Gather every line from the entries below that includes "County".

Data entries
━━━━━━
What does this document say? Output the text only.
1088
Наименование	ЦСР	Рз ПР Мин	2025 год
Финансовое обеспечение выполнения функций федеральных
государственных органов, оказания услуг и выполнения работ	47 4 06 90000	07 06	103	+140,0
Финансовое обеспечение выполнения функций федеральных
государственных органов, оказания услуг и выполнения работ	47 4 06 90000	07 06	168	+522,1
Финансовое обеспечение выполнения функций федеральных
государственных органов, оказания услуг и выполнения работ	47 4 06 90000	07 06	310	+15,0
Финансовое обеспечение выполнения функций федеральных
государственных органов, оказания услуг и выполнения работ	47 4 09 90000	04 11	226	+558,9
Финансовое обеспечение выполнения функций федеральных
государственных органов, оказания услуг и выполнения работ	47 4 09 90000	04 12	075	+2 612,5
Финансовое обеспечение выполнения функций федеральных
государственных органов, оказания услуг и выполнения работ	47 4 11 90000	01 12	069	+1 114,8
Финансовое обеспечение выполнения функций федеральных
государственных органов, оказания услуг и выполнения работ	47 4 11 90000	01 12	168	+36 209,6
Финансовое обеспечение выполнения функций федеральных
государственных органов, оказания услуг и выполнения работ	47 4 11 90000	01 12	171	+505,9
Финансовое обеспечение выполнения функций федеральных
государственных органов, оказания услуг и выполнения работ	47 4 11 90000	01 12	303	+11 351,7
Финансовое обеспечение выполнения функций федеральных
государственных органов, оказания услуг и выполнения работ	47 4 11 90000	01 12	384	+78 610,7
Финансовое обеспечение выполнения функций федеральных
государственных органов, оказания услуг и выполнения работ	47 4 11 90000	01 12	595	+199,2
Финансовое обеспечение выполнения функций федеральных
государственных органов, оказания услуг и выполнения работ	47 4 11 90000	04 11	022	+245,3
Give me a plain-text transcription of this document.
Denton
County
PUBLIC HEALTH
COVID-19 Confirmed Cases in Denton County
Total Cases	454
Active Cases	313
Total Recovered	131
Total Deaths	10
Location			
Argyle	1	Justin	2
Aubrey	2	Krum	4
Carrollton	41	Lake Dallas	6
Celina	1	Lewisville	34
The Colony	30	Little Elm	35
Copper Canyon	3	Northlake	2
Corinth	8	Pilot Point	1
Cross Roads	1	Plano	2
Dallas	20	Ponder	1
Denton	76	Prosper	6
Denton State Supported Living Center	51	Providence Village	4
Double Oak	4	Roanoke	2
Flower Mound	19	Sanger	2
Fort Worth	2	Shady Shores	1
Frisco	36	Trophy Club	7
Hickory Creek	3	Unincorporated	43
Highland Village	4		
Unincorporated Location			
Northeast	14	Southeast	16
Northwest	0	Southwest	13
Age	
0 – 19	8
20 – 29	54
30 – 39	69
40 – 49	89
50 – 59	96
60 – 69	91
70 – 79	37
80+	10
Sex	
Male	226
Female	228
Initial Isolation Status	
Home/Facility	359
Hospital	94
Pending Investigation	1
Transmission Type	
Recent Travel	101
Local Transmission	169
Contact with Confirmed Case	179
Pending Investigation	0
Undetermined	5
━━━━━━
== Result of the exercise ==
County
COVID-19 Confirmed Cases in Denton County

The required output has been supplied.